Collected data entries:
——————————

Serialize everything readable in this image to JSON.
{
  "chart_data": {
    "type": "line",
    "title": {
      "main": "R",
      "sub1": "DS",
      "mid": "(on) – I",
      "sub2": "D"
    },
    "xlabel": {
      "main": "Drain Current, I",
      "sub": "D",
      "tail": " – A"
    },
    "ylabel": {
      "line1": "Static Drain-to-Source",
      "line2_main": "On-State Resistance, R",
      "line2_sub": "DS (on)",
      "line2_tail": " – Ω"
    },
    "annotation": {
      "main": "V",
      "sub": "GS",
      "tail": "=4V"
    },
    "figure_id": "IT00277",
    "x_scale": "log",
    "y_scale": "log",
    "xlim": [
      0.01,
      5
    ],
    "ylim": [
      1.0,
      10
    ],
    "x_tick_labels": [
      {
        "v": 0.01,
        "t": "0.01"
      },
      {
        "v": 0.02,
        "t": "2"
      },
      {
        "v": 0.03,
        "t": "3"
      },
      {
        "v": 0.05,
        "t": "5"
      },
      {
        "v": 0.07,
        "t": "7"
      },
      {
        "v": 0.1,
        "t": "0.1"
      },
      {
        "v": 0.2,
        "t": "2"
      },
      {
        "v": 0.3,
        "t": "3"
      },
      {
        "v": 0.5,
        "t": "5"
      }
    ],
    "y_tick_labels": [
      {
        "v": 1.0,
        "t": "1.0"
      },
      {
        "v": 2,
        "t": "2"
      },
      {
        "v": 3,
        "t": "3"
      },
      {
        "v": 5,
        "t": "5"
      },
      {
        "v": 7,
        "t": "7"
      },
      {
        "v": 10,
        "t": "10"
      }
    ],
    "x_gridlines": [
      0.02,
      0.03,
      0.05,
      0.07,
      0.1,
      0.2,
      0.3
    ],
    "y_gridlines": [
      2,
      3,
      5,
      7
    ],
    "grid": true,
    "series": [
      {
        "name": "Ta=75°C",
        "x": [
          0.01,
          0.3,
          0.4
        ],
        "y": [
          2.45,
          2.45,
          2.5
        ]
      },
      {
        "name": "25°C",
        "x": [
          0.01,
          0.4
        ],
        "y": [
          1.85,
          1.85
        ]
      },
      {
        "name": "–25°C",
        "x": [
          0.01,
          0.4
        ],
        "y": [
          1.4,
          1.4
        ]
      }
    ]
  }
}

——————————

◆ **Request**
Return all of the data precisely as it appears.

◆ **Written response**
Serialize everything readable in this image to JSON.
{
  "chart_data": {
    "type": "line",
    "title": {
      "main": "R",
      "sub1": "DS",
      "mid": "(on) – I",
      "sub2": "D"
    },
    "xlabel": {
      "main": "Drain Current, I",
      "sub": "D",
      "tail": " – A"
    },
    "ylabel": {
      "line1": "Static Drain-to-Source",
      "line2_main": "On-State Resistance, R",
      "line2_sub": "DS (on)",
      "line2_tail": " – Ω"
    },
    "annotation": {
      "main": "V",
      "sub": "GS",
      "tail": "=4V"
    },
    "figure_id": "IT00277",
    "x_scale": "log",
    "y_scale": "log",
    "xlim": [
      0.01,
      5
    ],
    "ylim": [
      1.0,
      10
    ],
    "x_tick_labels": [
      {
        "v": 0.01,
        "t": "0.01"
      },
      {
        "v": 0.02,
        "t": "2"
      },
      {
        "v": 0.03,
        "t": "3"
      },
      {
        "v": 0.05,
        "t": "5"
      },
      {
        "v": 0.07,
        "t": "7"
      },
      {
        "v": 0.1,
        "t": "0.1"
      },
      {
        "v": 0.2,
        "t": "2"
      },
      {
        "v": 0.3,
        "t": "3"
      },
      {
        "v": 0.5,
        "t": "5"
      }
    ],
    "y_tick_labels": [
      {
        "v": 1.0,
        "t": "1.0"
      },
      {
        "v": 2,
        "t": "2"
      },
      {
        "v": 3,
        "t": "3"
      },
      {
        "v": 5,
        "t": "5"
      },
      {
        "v": 7,
        "t": "7"
      },
      {
        "v": 10,
        "t": "10"
      }
    ],
    "x_gridlines": [
      0.02,
      0.03,
      0.05,
      0.07,
      0.1,
      0.2,
      0.3
    ],
    "y_gridlines": [
      2,
      3,
      5,
      7
    ],
    "grid": true,
    "series": [
      {
        "name": "Ta=75°C",
        "x": [
          0.01,
          0.3,
          0.4
        ],
        "y": [
          2.45,
          2.45,
          2.5
        ]
      },
      {
        "name": "25°C",
        "x": [
          0.01,
          0.4
        ],
        "y": [
          1.85,
          1.85
        ]
      },
      {
        "name": "–25°C",
        "x": [
          0.01,
          0.4
        ],
        "y": [
          1.4,
          1.4
        ]
      }
    ]
  }
}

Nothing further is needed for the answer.